Optimization Model for Garbage Image Classification Based on RepVGG

• Published in: 2024 IEEE International Conference on Cognitive Computing and Complex Data (ICCD) pp. 77 - 82
• Main Authors: Lin, Ken, Xiao, Shaozhang, Shang, Kaikai
• Format: Conference Proceeding
• Language: English
• Published: IEEE 28.09.2024
• Subjects: Accuracy; Adaptation models; Computational modeling; Convolution; Deep learning; depthwise separable convolution; DSC5RepVGG; Feature extraction; Image classification; Kernel; Periodic structures; RepVGG; Stacking; Training
• DOI: 10.1109/ICCD62811.2024.10843599

The application of deep learning to the classification of garbage images has been demonstrated to significantly enhance the accuracy and efficiency of classification through the extraction of features and the recognition of patterns. However, in environments with limited resources or computational power, traditional models are unable to effectively handle complex trash image classification tasks. Consequently, the deployment of lightweight models in garbage image classification h as g arnered increasing interest. In this paper, the structure of the RepVGG model is optimized by combining depthwise separable convolution. Adapting the convolutional layers of the original trunk structure to training branches and replacing the convolutional kernel of the trunk with a 5 × 5 convolutional kernel results in the trunk and branches being reparameterized to a single 5 × 5 convolutional layer after training. This design enhances the image feature extraction capability at multiple levels. The inference structure retains the simple stacking of the original convolutional and ReLU layers. In this paper, the improved model is named DSC5RepVGG. The experimental results demonstrate that DSC5RepVGG reduces the number of parameters by 60.97% in comparison to RepVGG, reduces the theoretical floating-point computation by 58.22%, and improves the Top-1 accuracy by 1.29% on Kaggle's Garbage Classification dataset.

> **Exercise instructions**:
1. Using the RepVGG entry, list every percentage figure it reports for DSC5RepVGG, together with what each figure measures.
2. Answer these questions from the RepVGG entry:
(a) In which conference proceedings was the work published, and on what pages?
(b) What size of convolutional kernel replaces the kernel of the trunk?
(c) On which dataset was the Top-1 accuracy improvement measured?

> **Data excerpts**:
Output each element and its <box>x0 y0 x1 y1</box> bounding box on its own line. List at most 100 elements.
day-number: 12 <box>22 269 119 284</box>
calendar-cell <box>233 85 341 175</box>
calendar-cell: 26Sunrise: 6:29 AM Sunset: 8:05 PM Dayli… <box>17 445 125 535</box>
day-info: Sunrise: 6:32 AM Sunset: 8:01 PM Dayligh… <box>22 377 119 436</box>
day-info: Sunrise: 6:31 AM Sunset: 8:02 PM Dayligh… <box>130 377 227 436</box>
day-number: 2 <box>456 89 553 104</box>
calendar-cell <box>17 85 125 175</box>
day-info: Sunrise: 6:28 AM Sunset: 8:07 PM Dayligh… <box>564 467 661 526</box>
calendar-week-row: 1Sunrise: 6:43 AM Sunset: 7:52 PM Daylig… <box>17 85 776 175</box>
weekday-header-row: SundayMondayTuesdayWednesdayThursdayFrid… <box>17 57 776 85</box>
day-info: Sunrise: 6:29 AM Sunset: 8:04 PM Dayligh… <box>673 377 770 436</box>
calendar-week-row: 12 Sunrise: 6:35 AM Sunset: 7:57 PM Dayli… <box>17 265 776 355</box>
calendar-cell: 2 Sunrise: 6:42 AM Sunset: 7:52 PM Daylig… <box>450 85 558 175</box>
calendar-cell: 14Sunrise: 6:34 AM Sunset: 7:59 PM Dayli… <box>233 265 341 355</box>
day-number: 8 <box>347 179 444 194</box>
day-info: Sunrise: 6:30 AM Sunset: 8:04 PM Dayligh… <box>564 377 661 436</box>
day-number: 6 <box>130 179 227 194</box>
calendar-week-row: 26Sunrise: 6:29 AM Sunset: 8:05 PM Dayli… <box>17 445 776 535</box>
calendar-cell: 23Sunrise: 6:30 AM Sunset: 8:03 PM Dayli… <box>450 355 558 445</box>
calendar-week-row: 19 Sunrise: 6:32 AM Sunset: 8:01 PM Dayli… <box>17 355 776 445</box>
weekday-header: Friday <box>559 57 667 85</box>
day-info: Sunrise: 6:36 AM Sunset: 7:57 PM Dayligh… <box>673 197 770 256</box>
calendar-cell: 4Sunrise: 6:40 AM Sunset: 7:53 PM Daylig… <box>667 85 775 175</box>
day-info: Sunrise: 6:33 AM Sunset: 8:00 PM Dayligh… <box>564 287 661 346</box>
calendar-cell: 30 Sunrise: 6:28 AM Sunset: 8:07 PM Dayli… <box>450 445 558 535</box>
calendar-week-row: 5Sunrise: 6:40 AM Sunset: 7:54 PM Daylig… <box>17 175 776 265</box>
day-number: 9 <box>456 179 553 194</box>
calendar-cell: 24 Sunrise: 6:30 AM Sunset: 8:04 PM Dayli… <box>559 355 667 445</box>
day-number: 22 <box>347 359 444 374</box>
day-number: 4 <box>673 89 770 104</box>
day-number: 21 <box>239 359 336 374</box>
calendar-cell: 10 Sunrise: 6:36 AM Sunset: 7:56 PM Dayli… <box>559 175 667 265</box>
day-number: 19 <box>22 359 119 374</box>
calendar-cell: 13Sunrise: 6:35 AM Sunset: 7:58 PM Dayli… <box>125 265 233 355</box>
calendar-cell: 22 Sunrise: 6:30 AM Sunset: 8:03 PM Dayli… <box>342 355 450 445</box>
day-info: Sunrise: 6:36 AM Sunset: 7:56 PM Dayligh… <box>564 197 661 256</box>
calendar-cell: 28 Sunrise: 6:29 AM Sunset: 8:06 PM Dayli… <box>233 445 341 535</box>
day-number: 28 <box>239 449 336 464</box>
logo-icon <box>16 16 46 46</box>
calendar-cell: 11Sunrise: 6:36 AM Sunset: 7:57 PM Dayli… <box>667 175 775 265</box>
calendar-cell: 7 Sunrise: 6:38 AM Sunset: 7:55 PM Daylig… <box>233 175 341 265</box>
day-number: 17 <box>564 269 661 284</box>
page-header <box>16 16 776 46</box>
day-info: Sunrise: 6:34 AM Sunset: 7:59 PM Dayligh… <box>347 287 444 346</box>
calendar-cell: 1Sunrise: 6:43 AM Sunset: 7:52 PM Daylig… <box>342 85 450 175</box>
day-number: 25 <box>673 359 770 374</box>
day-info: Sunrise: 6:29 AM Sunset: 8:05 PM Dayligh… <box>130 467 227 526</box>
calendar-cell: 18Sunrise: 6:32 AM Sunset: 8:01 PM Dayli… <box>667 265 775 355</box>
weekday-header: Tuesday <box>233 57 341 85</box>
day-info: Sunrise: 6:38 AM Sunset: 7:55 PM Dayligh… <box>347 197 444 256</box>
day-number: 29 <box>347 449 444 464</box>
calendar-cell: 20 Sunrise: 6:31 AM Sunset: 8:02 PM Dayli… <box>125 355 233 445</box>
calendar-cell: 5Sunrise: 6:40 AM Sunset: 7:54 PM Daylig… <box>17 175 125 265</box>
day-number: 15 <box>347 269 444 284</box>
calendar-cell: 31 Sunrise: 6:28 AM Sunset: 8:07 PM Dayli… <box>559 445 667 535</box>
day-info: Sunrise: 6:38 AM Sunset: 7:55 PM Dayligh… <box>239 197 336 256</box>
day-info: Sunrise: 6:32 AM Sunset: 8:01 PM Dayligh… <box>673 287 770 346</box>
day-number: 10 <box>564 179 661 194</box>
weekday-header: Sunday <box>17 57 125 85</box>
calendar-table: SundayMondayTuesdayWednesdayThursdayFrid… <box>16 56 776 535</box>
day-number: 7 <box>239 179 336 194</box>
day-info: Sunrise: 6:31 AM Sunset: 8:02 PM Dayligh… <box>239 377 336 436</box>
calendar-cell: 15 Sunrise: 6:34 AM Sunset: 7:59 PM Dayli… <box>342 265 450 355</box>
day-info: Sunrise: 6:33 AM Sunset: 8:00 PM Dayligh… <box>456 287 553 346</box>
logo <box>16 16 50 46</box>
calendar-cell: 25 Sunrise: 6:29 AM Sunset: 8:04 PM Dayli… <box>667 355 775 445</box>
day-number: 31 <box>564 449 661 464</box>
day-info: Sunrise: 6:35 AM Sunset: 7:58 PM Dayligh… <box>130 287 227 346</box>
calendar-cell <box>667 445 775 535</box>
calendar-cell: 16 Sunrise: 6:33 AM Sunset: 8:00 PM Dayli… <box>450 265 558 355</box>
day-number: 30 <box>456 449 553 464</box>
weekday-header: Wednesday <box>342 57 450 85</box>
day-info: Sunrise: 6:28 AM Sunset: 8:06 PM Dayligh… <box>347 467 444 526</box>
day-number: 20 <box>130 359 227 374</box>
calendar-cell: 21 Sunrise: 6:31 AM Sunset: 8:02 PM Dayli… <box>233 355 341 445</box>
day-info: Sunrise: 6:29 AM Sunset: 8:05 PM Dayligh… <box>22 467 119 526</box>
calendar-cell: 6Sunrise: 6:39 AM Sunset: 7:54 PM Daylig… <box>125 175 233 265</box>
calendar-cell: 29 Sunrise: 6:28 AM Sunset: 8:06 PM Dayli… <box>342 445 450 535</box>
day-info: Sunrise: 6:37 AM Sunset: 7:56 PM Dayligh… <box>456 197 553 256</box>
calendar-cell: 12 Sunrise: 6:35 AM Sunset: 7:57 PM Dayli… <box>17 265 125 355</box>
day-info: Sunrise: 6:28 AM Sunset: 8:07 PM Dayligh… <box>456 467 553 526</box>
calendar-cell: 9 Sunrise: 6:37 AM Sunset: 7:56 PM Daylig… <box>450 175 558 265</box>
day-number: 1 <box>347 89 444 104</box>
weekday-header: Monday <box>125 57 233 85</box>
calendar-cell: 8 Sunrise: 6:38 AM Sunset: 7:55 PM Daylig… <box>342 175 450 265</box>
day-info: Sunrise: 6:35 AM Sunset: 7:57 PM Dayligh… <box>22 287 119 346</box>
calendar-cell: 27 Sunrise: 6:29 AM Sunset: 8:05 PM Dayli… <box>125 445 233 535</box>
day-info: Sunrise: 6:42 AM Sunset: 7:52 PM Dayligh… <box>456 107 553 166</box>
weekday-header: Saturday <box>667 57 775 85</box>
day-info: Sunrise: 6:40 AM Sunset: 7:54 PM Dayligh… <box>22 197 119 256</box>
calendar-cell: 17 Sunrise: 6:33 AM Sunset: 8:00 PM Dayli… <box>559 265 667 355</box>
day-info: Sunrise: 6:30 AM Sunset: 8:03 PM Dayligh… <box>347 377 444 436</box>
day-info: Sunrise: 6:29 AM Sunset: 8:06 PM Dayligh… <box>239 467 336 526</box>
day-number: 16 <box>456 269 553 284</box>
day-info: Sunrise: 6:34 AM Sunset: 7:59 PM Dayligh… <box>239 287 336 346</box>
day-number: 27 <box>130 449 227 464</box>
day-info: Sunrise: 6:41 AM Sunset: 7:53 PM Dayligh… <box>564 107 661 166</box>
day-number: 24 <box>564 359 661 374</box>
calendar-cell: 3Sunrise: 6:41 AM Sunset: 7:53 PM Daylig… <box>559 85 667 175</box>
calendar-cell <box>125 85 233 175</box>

> **Written responses**:
1.
- 60.97%: reduction in the number of parameters compared with RepVGG
- 58.22%: reduction in theoretical floating-point computation
- 1.29%: improvement in Top-1 accuracy on Kaggle's Garbage Classification dataset

2.
(a) The 2024 IEEE International Conference on Cognitive Computing and Complex Data (ICCD), pages 77–82.
(b) A 5 × 5 convolutional kernel.
(c) Kaggle's Garbage Classification dataset.